PROBLEM TO SOLVE: Leave every image out, and return the rest of the data word for word.

-- LISTED RECORDS follows --

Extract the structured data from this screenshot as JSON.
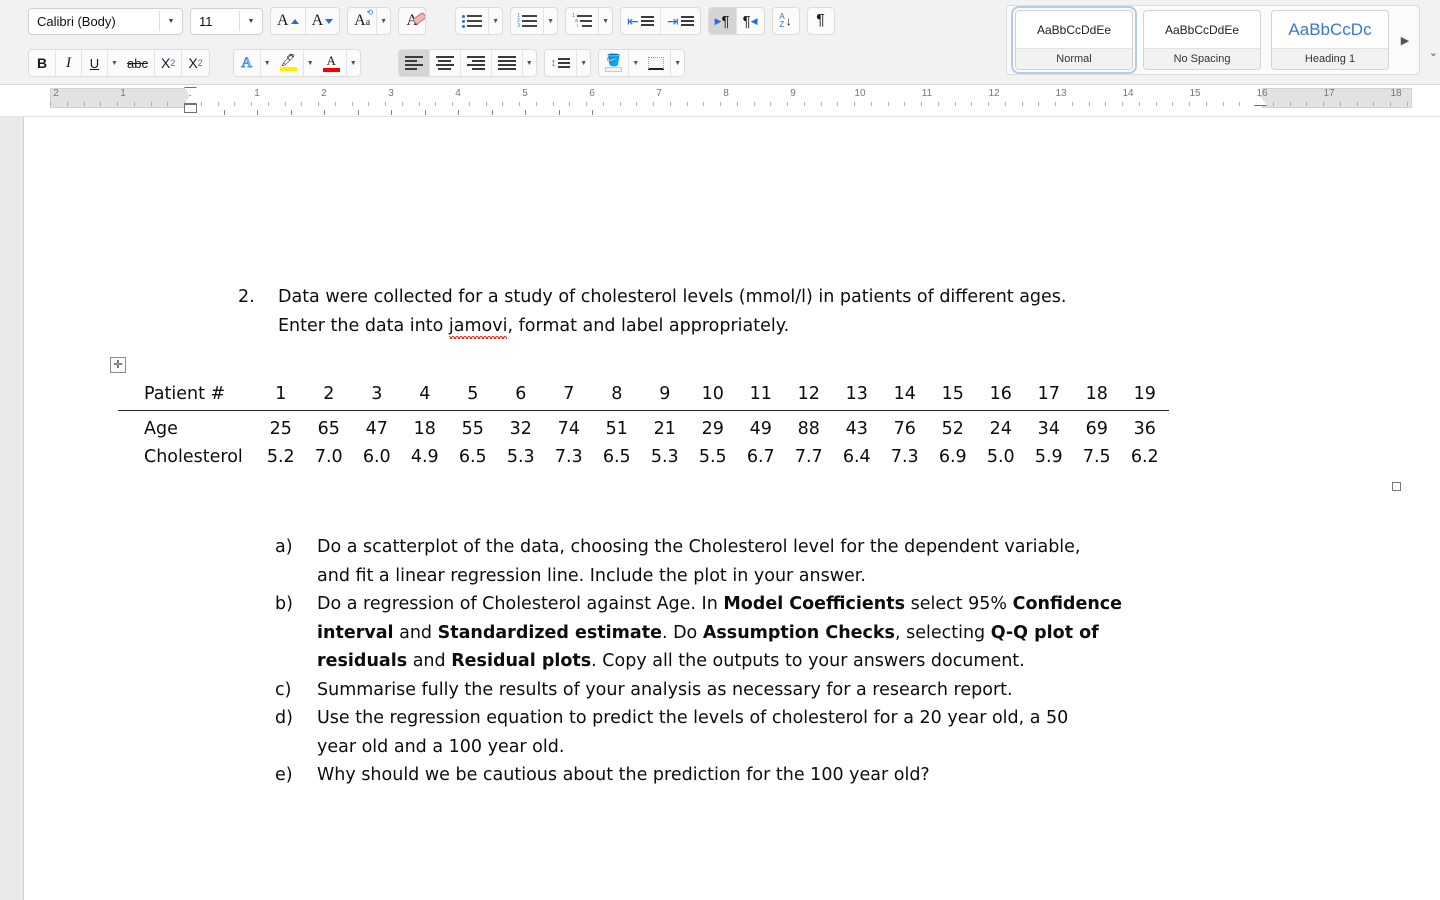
{
  "ribbon": {
    "font_name": {
      "value": "Calibri (Body)",
      "name": "font-name-combo"
    },
    "font_size": {
      "value": "11"
    },
    "buttons_row1": [
      {
        "name": "grow-font-button",
        "label": "A"
      },
      {
        "name": "shrink-font-button",
        "label": "A"
      },
      {
        "name": "change-case-button",
        "label": "Aa"
      },
      {
        "name": "clear-formatting-button",
        "label": "A"
      }
    ],
    "buttons_row2": [
      {
        "name": "bold-button",
        "label": "B"
      },
      {
        "name": "italic-button",
        "label": "I"
      },
      {
        "name": "underline-button",
        "label": "U"
      },
      {
        "name": "strikethrough-button",
        "label": "abc"
      },
      {
        "name": "subscript-button",
        "label": "X"
      },
      {
        "name": "superscript-button",
        "label": "X"
      },
      {
        "name": "text-effects-button",
        "label": "A"
      },
      {
        "name": "highlight-color-button",
        "label": ""
      },
      {
        "name": "font-color-button",
        "label": "A"
      }
    ],
    "paragraph": {
      "bullets": "bullet-list-button",
      "numbering": "numbered-list-button",
      "multilevel": "multilevel-list-button",
      "decrease_indent": "decrease-indent-button",
      "increase_indent": "increase-indent-button",
      "ltr": "left-to-right-button",
      "rtl": "right-to-left-button",
      "sort": "sort-button",
      "show_marks": "show-formatting-marks-button",
      "align_left": "align-left-button",
      "align_center": "align-center-button",
      "align_right": "align-right-button",
      "justify": "justify-button",
      "line_spacing": "line-spacing-button",
      "shading": "shading-button",
      "borders": "borders-button"
    },
    "colors": {
      "accent_blue": "#2a6fd6",
      "highlight_yellow": "#ffee00",
      "font_color_red": "#f40000",
      "heading_blue": "#3a78c8",
      "selected_gray": "#d4d4d4"
    },
    "styles": {
      "gallery": [
        {
          "preview": "AaBbCcDdEe",
          "name": "Normal",
          "active": true
        },
        {
          "preview": "AaBbCcDdEe",
          "name": "No Spacing",
          "active": false
        },
        {
          "preview": "AaBbCcDc",
          "name": "Heading 1",
          "active": false
        }
      ],
      "more_label": "▶"
    }
  },
  "ruler": {
    "left_numbers": [
      "2",
      "1"
    ],
    "numbers": [
      "1",
      "2",
      "3",
      "4",
      "5",
      "6",
      "7",
      "8",
      "9",
      "10",
      "11",
      "12",
      "13",
      "14",
      "15",
      "16",
      "17",
      "18"
    ],
    "first_line_indent_pos": "0",
    "right_indent_pos": "16"
  },
  "document": {
    "question": {
      "number": "2.",
      "line1": "Data were collected for a study of cholesterol levels (mmol/l) in patients of different ages.",
      "line2_pre": "Enter the data into ",
      "line2_misspelled": "jamovi",
      "line2_post": ", format and label appropriately."
    },
    "table": {
      "row_labels": [
        "Patient #",
        "Age",
        "Cholesterol"
      ],
      "patient_numbers": [
        "1",
        "2",
        "3",
        "4",
        "5",
        "6",
        "7",
        "8",
        "9",
        "10",
        "11",
        "12",
        "13",
        "14",
        "15",
        "16",
        "17",
        "18",
        "19"
      ],
      "age": [
        "25",
        "65",
        "47",
        "18",
        "55",
        "32",
        "74",
        "51",
        "21",
        "29",
        "49",
        "88",
        "43",
        "76",
        "52",
        "24",
        "34",
        "69",
        "36"
      ],
      "cholesterol": [
        "5.2",
        "7.0",
        "6.0",
        "4.9",
        "6.5",
        "5.3",
        "7.3",
        "6.5",
        "5.3",
        "5.5",
        "6.7",
        "7.7",
        "6.4",
        "7.3",
        "6.9",
        "5.0",
        "5.9",
        "7.5",
        "6.2"
      ]
    },
    "sub_questions": [
      {
        "label": "a)",
        "lines": [
          [
            {
              "t": "Do a scatterplot of the data, choosing the Cholesterol level for the dependent variable,",
              "b": false
            }
          ],
          [
            {
              "t": "and fit a linear regression line. Include the plot in your answer.",
              "b": false
            }
          ]
        ]
      },
      {
        "label": "b)",
        "lines": [
          [
            {
              "t": "Do a regression of Cholesterol against Age. In ",
              "b": false
            },
            {
              "t": "Model Coefficients",
              "b": true
            },
            {
              "t": " select 95% ",
              "b": false
            },
            {
              "t": "Confidence",
              "b": true
            }
          ],
          [
            {
              "t": "interval",
              "b": true
            },
            {
              "t": " and ",
              "b": false
            },
            {
              "t": "Standardized estimate",
              "b": true
            },
            {
              "t": ". Do ",
              "b": false
            },
            {
              "t": "Assumption Checks",
              "b": true
            },
            {
              "t": ", selecting ",
              "b": false
            },
            {
              "t": "Q-Q plot of",
              "b": true
            }
          ],
          [
            {
              "t": "residuals",
              "b": true
            },
            {
              "t": " and ",
              "b": false
            },
            {
              "t": "Residual plots",
              "b": true
            },
            {
              "t": ". Copy all the outputs to your answers document.",
              "b": false
            }
          ]
        ]
      },
      {
        "label": "c)",
        "lines": [
          [
            {
              "t": "Summarise fully the results of your analysis as necessary for a research report.",
              "b": false
            }
          ]
        ]
      },
      {
        "label": "d)",
        "lines": [
          [
            {
              "t": "Use the regression equation to predict the levels of cholesterol for a 20 year old, a 50",
              "b": false
            }
          ],
          [
            {
              "t": "year old and a 100 year old.",
              "b": false
            }
          ]
        ]
      },
      {
        "label": "e)",
        "lines": [
          [
            {
              "t": "Why should we be cautious about the prediction for the 100 year old?",
              "b": false
            }
          ]
        ]
      }
    ]
  }
}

-- LISTED RECORDS concluded --

RESPONSE AREA:
Extract the structured data from this screenshot as JSON.
{
  "ribbon": {
    "font_name": {
      "value": "Calibri (Body)",
      "name": "font-name-combo"
    },
    "font_size": {
      "value": "11"
    },
    "buttons_row1": [
      {
        "name": "grow-font-button",
        "label": "A"
      },
      {
        "name": "shrink-font-button",
        "label": "A"
      },
      {
        "name": "change-case-button",
        "label": "Aa"
      },
      {
        "name": "clear-formatting-button",
        "label": "A"
      }
    ],
    "buttons_row2": [
      {
        "name": "bold-button",
        "label": "B"
      },
      {
        "name": "italic-button",
        "label": "I"
      },
      {
        "name": "underline-button",
        "label": "U"
      },
      {
        "name": "strikethrough-button",
        "label": "abc"
      },
      {
        "name": "subscript-button",
        "label": "X"
      },
      {
        "name": "superscript-button",
        "label": "X"
      },
      {
        "name": "text-effects-button",
        "label": "A"
      },
      {
        "name": "highlight-color-button",
        "label": ""
      },
      {
        "name": "font-color-button",
        "label": "A"
      }
    ],
    "paragraph": {
      "bullets": "bullet-list-button",
      "numbering": "numbered-list-button",
      "multilevel": "multilevel-list-button",
      "decrease_indent": "decrease-indent-button",
      "increase_indent": "increase-indent-button",
      "ltr": "left-to-right-button",
      "rtl": "right-to-left-button",
      "sort": "sort-button",
      "show_marks": "show-formatting-marks-button",
      "align_left": "align-left-button",
      "align_center": "align-center-button",
      "align_right": "align-right-button",
      "justify": "justify-button",
      "line_spacing": "line-spacing-button",
      "shading": "shading-button",
      "borders": "borders-button"
    },
    "colors": {
      "accent_blue": "#2a6fd6",
      "highlight_yellow": "#ffee00",
      "font_color_red": "#f40000",
      "heading_blue": "#3a78c8",
      "selected_gray": "#d4d4d4"
    },
    "styles": {
      "gallery": [
        {
          "preview": "AaBbCcDdEe",
          "name": "Normal",
          "active": true
        },
        {
          "preview": "AaBbCcDdEe",
          "name": "No Spacing",
          "active": false
        },
        {
          "preview": "AaBbCcDc",
          "name": "Heading 1",
          "active": false
        }
      ],
      "more_label": "▶"
    }
  },
  "ruler": {
    "left_numbers": [
      "2",
      "1"
    ],
    "numbers": [
      "1",
      "2",
      "3",
      "4",
      "5",
      "6",
      "7",
      "8",
      "9",
      "10",
      "11",
      "12",
      "13",
      "14",
      "15",
      "16",
      "17",
      "18"
    ],
    "first_line_indent_pos": "0",
    "right_indent_pos": "16"
  },
  "document": {
    "question": {
      "number": "2.",
      "line1": "Data were collected for a study of cholesterol levels (mmol/l) in patients of different ages.",
      "line2_pre": "Enter the data into ",
      "line2_misspelled": "jamovi",
      "line2_post": ", format and label appropriately."
    },
    "table": {
      "row_labels": [
        "Patient #",
        "Age",
        "Cholesterol"
      ],
      "patient_numbers": [
        "1",
        "2",
        "3",
        "4",
        "5",
        "6",
        "7",
        "8",
        "9",
        "10",
        "11",
        "12",
        "13",
        "14",
        "15",
        "16",
        "17",
        "18",
        "19"
      ],
      "age": [
        "25",
        "65",
        "47",
        "18",
        "55",
        "32",
        "74",
        "51",
        "21",
        "29",
        "49",
        "88",
        "43",
        "76",
        "52",
        "24",
        "34",
        "69",
        "36"
      ],
      "cholesterol": [
        "5.2",
        "7.0",
        "6.0",
        "4.9",
        "6.5",
        "5.3",
        "7.3",
        "6.5",
        "5.3",
        "5.5",
        "6.7",
        "7.7",
        "6.4",
        "7.3",
        "6.9",
        "5.0",
        "5.9",
        "7.5",
        "6.2"
      ]
    },
    "sub_questions": [
      {
        "label": "a)",
        "lines": [
          [
            {
              "t": "Do a scatterplot of the data, choosing the Cholesterol level for the dependent variable,",
              "b": false
            }
          ],
          [
            {
              "t": "and fit a linear regression line. Include the plot in your answer.",
              "b": false
            }
          ]
        ]
      },
      {
        "label": "b)",
        "lines": [
          [
            {
              "t": "Do a regression of Cholesterol against Age. In ",
              "b": false
            },
            {
              "t": "Model Coefficients",
              "b": true
            },
            {
              "t": " select 95% ",
              "b": false
            },
            {
              "t": "Confidence",
              "b": true
            }
          ],
          [
            {
              "t": "interval",
              "b": true
            },
            {
              "t": " and ",
              "b": false
            },
            {
              "t": "Standardized estimate",
              "b": true
            },
            {
              "t": ". Do ",
              "b": false
            },
            {
              "t": "Assumption Checks",
              "b": true
            },
            {
              "t": ", selecting ",
              "b": false
            },
            {
              "t": "Q-Q plot of",
              "b": true
            }
          ],
          [
            {
              "t": "residuals",
              "b": true
            },
            {
              "t": " and ",
              "b": false
            },
            {
              "t": "Residual plots",
              "b": true
            },
            {
              "t": ". Copy all the outputs to your answers document.",
              "b": false
            }
          ]
        ]
      },
      {
        "label": "c)",
        "lines": [
          [
            {
              "t": "Summarise fully the results of your analysis as necessary for a research report.",
              "b": false
            }
          ]
        ]
      },
      {
        "label": "d)",
        "lines": [
          [
            {
              "t": "Use the regression equation to predict the levels of cholesterol for a 20 year old, a 50",
              "b": false
            }
          ],
          [
            {
              "t": "year old and a 100 year old.",
              "b": false
            }
          ]
        ]
      },
      {
        "label": "e)",
        "lines": [
          [
            {
              "t": "Why should we be cautious about the prediction for the 100 year old?",
              "b": false
            }
          ]
        ]
      }
    ]
  }
}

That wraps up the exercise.